* [Direction] Repeat, line for line, the entries printed below.

+++ Material provided

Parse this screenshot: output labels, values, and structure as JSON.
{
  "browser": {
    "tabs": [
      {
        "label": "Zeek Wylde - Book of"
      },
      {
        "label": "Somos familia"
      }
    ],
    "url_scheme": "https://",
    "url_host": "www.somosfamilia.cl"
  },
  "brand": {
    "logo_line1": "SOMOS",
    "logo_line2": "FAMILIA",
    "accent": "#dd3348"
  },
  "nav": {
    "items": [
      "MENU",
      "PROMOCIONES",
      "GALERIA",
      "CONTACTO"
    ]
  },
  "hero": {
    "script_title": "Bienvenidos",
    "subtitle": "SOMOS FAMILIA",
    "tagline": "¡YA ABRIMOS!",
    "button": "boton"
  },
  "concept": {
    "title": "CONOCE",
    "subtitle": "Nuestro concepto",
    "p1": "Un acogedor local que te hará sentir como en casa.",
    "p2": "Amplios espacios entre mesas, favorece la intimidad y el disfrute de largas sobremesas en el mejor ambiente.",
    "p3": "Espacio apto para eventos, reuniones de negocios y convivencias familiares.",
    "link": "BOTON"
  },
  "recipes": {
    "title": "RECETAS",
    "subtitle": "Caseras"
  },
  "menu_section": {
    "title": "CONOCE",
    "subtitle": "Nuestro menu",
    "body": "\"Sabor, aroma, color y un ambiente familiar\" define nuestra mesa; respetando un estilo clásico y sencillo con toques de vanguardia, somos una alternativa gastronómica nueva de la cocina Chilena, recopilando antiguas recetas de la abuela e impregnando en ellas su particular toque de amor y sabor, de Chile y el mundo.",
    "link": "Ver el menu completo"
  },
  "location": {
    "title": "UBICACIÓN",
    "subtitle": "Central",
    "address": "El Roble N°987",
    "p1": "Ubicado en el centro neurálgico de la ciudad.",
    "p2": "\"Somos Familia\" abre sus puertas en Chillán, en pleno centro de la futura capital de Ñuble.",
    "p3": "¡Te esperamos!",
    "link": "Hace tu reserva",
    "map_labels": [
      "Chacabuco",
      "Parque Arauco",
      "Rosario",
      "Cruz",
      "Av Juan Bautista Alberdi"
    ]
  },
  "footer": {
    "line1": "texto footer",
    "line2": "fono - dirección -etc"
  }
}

++++++

* [Result of this exercise]
Parse this screenshot: output labels, values, and structure as JSON.
{
  "browser": {
    "tabs": [
      {
        "label": "Zeek Wylde - Book of"
      },
      {
        "label": "Somos familia"
      }
    ],
    "url_scheme": "https://",
    "url_host": "www.somosfamilia.cl"
  },
  "brand": {
    "logo_line1": "SOMOS",
    "logo_line2": "FAMILIA",
    "accent": "#dd3348"
  },
  "nav": {
    "items": [
      "MENU",
      "PROMOCIONES",
      "GALERIA",
      "CONTACTO"
    ]
  },
  "hero": {
    "script_title": "Bienvenidos",
    "subtitle": "SOMOS FAMILIA",
    "tagline": "¡YA ABRIMOS!",
    "button": "boton"
  },
  "concept": {
    "title": "CONOCE",
    "subtitle": "Nuestro concepto",
    "p1": "Un acogedor local que te hará sentir como en casa.",
    "p2": "Amplios espacios entre mesas, favorece la intimidad y el disfrute de largas sobremesas en el mejor ambiente.",
    "p3": "Espacio apto para eventos, reuniones de negocios y convivencias familiares.",
    "link": "BOTON"
  },
  "recipes": {
    "title": "RECETAS",
    "subtitle": "Caseras"
  },
  "menu_section": {
    "title": "CONOCE",
    "subtitle": "Nuestro menu",
    "body": "\"Sabor, aroma, color y un ambiente familiar\" define nuestra mesa; respetando un estilo clásico y sencillo con toques de vanguardia, somos una alternativa gastronómica nueva de la cocina Chilena, recopilando antiguas recetas de la abuela e impregnando en ellas su particular toque de amor y sabor, de Chile y el mundo.",
    "link": "Ver el menu completo"
  },
  "location": {
    "title": "UBICACIÓN",
    "subtitle": "Central",
    "address": "El Roble N°987",
    "p1": "Ubicado en el centro neurálgico de la ciudad.",
    "p2": "\"Somos Familia\" abre sus puertas en Chillán, en pleno centro de la futura capital de Ñuble.",
    "p3": "¡Te esperamos!",
    "link": "Hace tu reserva",
    "map_labels": [
      "Chacabuco",
      "Parque Arauco",
      "Rosario",
      "Cruz",
      "Av Juan Bautista Alberdi"
    ]
  },
  "footer": {
    "line1": "texto footer",
    "line2": "fono - dirección -etc"
  }
}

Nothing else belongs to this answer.